— Begin Listed records —

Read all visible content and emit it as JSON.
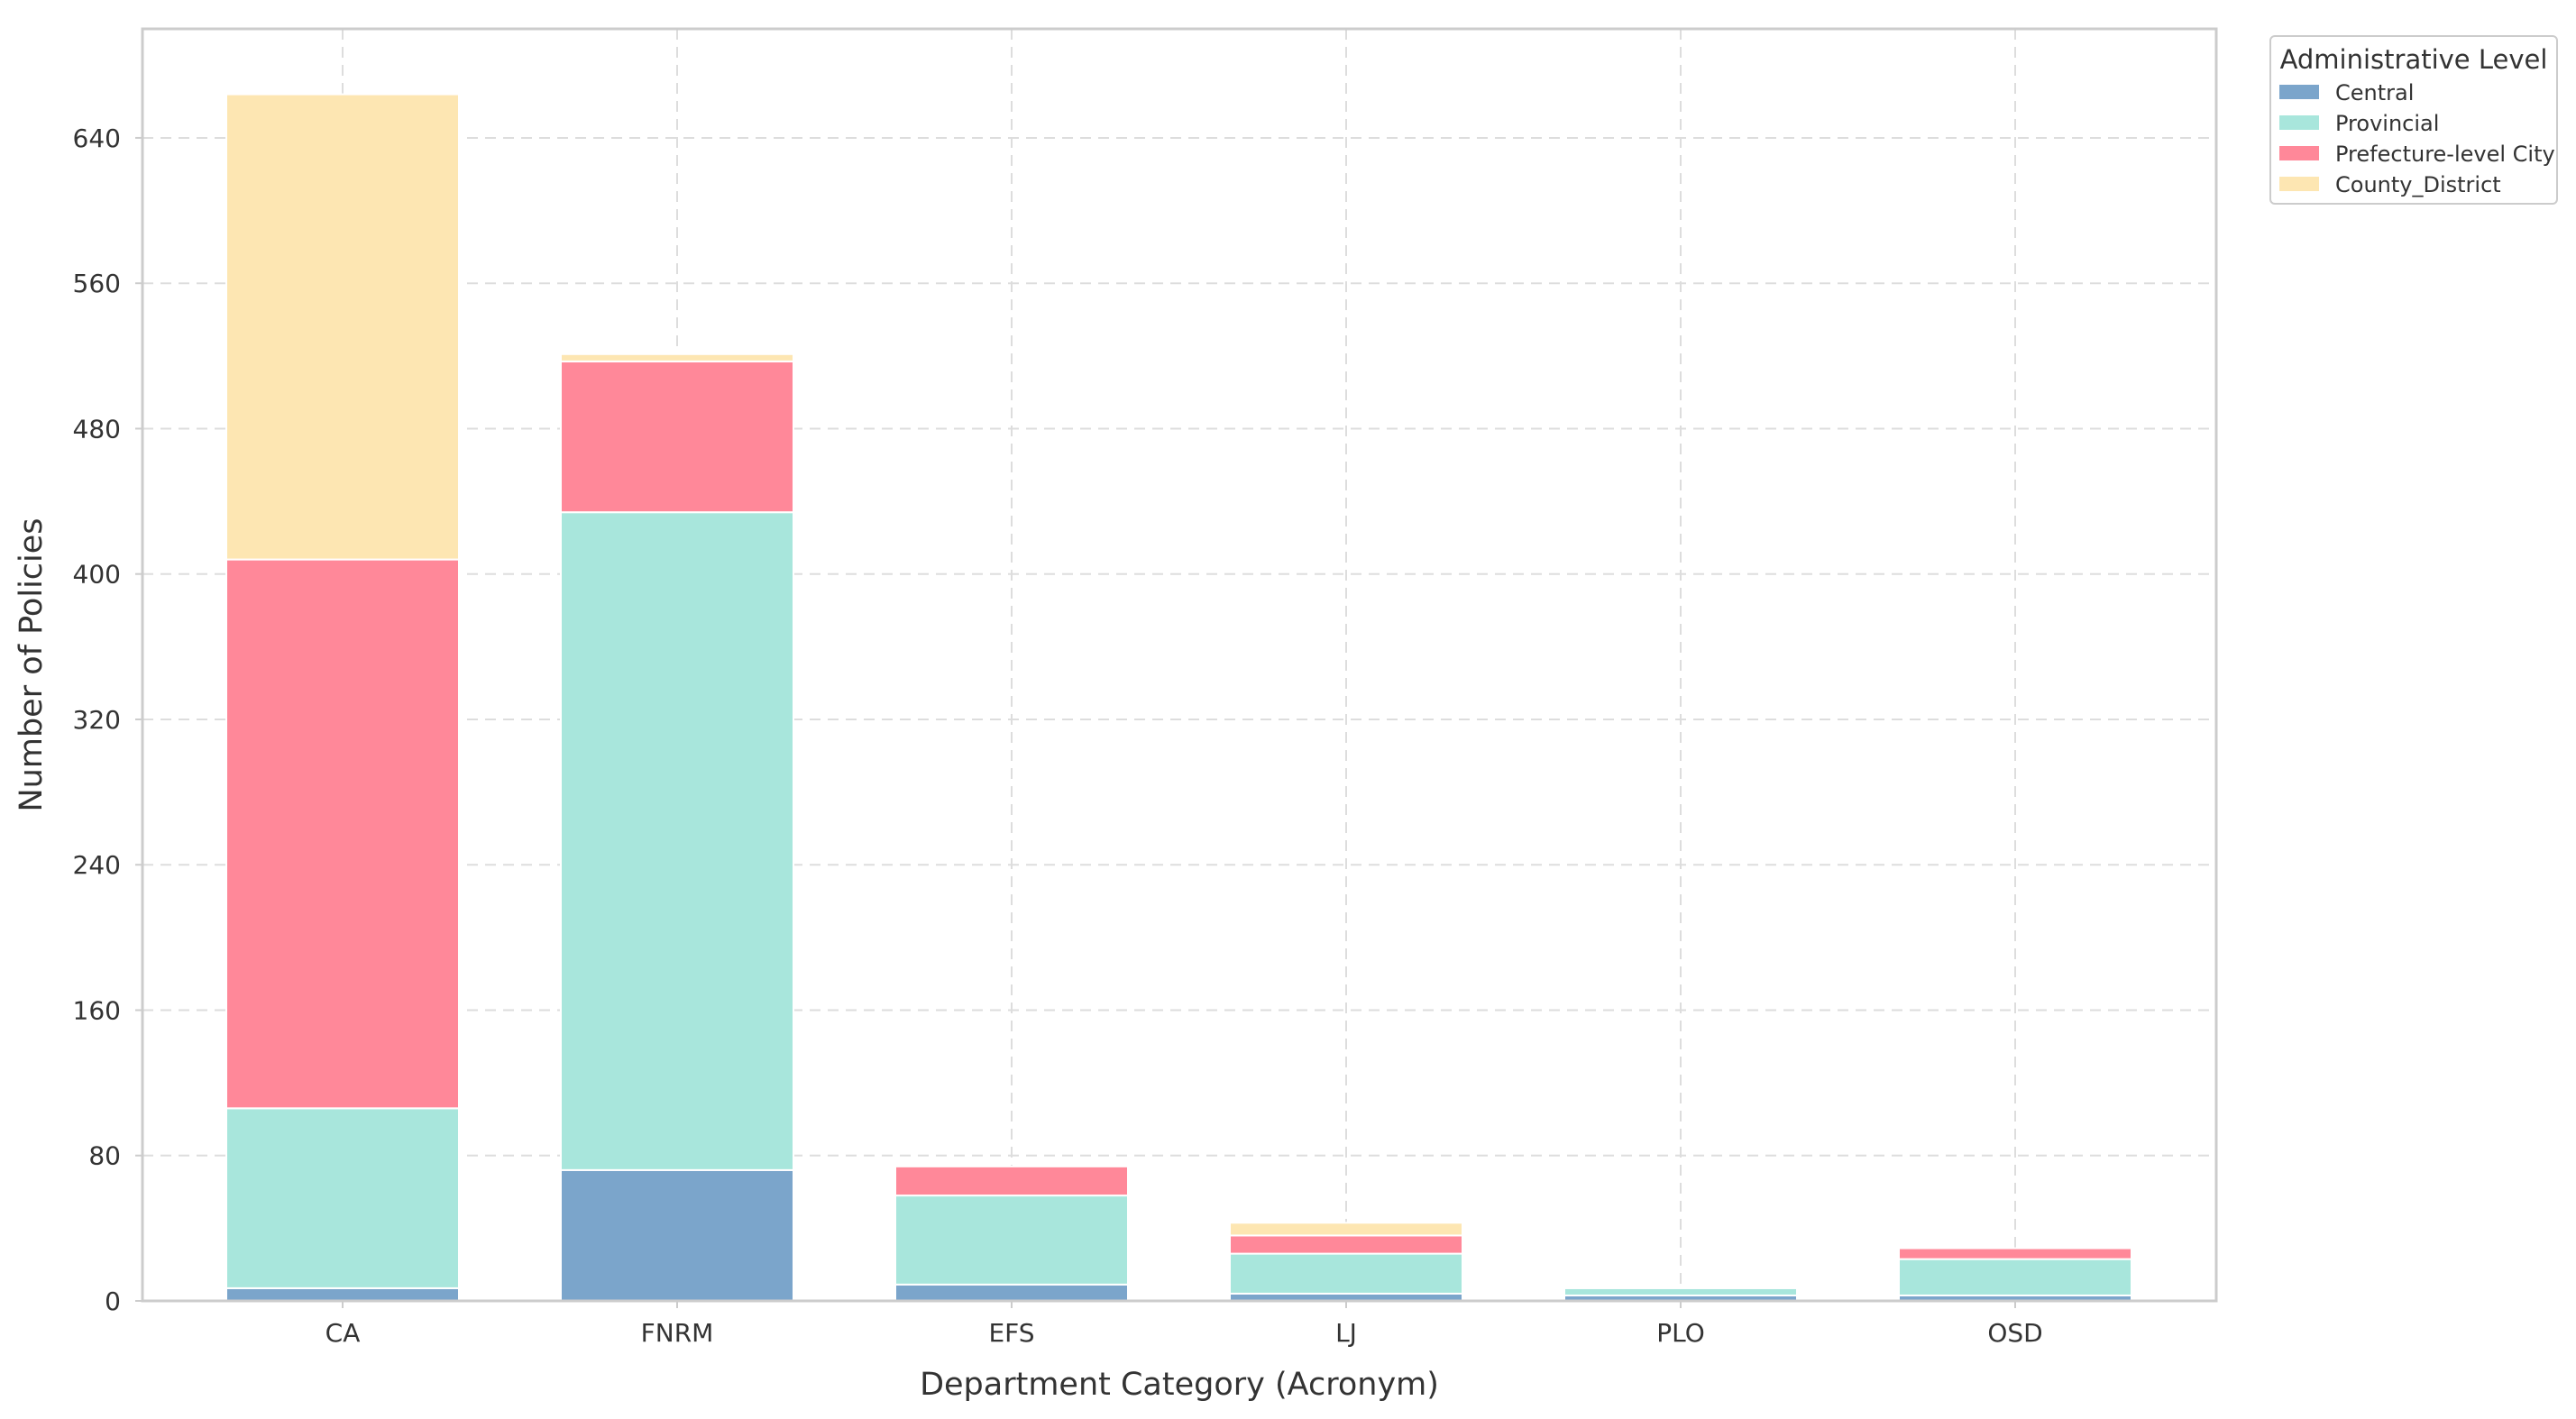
{
  "chart_data": {
    "type": "bar",
    "stacked": true,
    "title": "",
    "xlabel": "Department Category (Acronym)",
    "ylabel": "Number of Policies",
    "categories": [
      "CA",
      "FNRM",
      "EFS",
      "LJ",
      "PLO",
      "OSD"
    ],
    "series": [
      {
        "name": "Central",
        "color": "#7ba5cb",
        "values": [
          7,
          72,
          9,
          4,
          3,
          3
        ]
      },
      {
        "name": "Provincial",
        "color": "#a8e6dc",
        "values": [
          99,
          362,
          49,
          22,
          4,
          20
        ]
      },
      {
        "name": "Prefecture-level City",
        "color": "#ff8899",
        "values": [
          302,
          83,
          16,
          10,
          0,
          6
        ]
      },
      {
        "name": "County_District",
        "color": "#fde6b2",
        "values": [
          256,
          4,
          0,
          7,
          1,
          0
        ]
      }
    ],
    "ylim": [
      0,
      700
    ],
    "yticks": [
      0,
      80,
      160,
      240,
      320,
      400,
      480,
      560,
      640
    ],
    "grid": true,
    "legend": {
      "title": "Administrative Level",
      "placement": "outside-top-right"
    }
  }
}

— End Listed records —

Task brief –
Go through the records and gather the lines that hold "color".

Response for this exercise –
        "color": "#7ba5cb",
        "color": "#a8e6dc",
        "color": "#ff8899",
        "color": "#fde6b2",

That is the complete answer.